--- Stored data ---

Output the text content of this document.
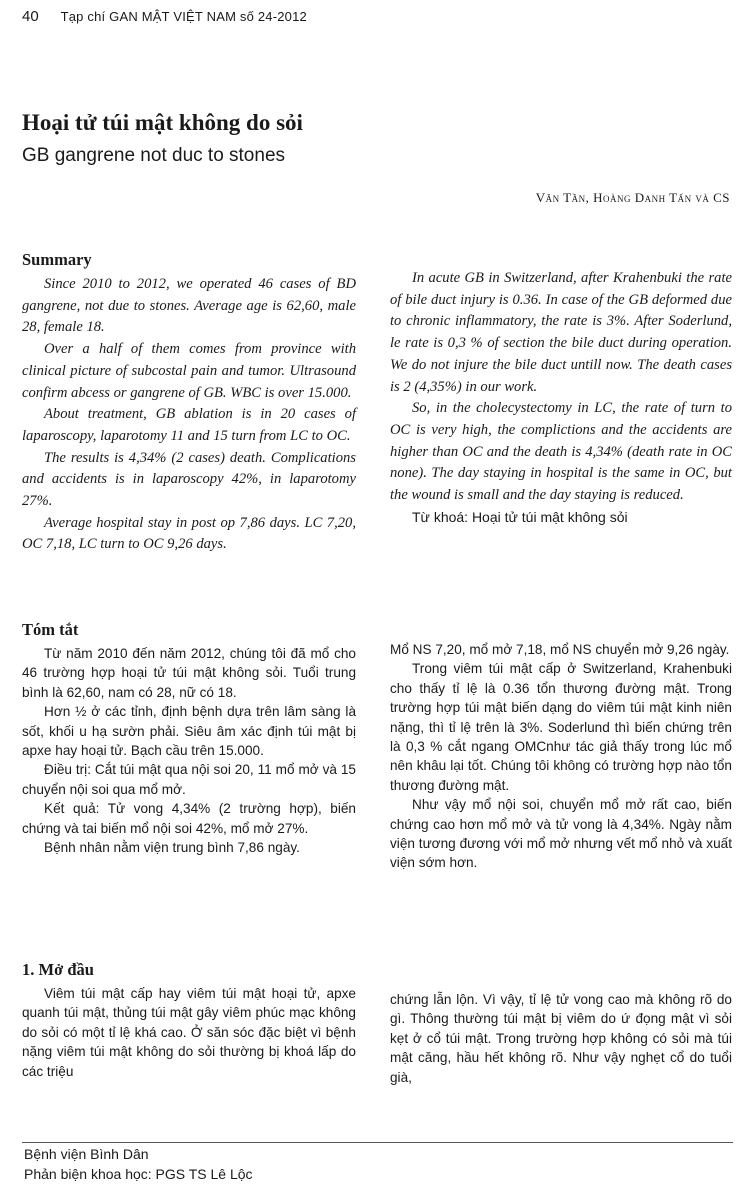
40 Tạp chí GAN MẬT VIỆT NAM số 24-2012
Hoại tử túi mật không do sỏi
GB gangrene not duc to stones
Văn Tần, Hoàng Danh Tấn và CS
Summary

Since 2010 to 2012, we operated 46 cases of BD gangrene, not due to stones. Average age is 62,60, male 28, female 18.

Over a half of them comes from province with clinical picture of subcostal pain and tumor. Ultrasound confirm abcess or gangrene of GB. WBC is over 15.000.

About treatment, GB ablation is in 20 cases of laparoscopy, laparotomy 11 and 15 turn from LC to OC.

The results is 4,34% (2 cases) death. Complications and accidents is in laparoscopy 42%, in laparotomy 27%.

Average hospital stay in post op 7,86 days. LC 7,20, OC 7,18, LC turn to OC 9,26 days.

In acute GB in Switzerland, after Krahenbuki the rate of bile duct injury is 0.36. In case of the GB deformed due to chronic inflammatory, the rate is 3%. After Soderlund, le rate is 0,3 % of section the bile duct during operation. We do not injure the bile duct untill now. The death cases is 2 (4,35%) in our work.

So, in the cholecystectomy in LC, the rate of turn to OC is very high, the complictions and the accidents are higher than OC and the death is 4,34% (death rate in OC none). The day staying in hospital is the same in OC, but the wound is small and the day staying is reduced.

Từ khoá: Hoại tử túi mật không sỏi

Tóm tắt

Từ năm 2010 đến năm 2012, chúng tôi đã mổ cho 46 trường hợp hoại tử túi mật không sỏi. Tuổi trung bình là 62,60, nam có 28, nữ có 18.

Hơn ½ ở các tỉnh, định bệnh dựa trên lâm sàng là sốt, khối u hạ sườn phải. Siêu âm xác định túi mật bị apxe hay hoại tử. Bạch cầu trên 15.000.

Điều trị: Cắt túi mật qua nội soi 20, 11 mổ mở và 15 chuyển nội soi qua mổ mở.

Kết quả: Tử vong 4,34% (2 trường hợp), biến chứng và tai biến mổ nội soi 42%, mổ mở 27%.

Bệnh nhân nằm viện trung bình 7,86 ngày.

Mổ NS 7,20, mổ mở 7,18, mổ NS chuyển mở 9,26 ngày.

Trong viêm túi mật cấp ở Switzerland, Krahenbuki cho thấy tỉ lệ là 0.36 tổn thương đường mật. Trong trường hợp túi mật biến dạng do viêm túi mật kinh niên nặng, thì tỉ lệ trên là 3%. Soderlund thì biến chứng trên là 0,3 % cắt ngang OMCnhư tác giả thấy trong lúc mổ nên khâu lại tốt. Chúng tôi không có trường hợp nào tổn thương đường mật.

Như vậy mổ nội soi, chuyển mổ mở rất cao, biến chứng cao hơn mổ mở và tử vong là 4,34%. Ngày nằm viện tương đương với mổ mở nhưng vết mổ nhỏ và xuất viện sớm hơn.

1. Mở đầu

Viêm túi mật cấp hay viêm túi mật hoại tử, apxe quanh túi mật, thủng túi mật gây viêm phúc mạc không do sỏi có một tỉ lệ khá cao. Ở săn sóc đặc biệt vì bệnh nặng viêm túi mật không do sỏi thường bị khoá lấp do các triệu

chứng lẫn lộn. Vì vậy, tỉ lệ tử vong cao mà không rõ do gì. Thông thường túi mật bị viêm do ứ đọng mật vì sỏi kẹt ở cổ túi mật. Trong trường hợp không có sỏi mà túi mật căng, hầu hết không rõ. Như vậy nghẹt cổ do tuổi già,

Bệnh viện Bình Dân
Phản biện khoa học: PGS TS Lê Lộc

---

▶ _Exercise details_
Please give only the number of lines in the listing that hold the word "trung".

▶ _Finished exercise_
2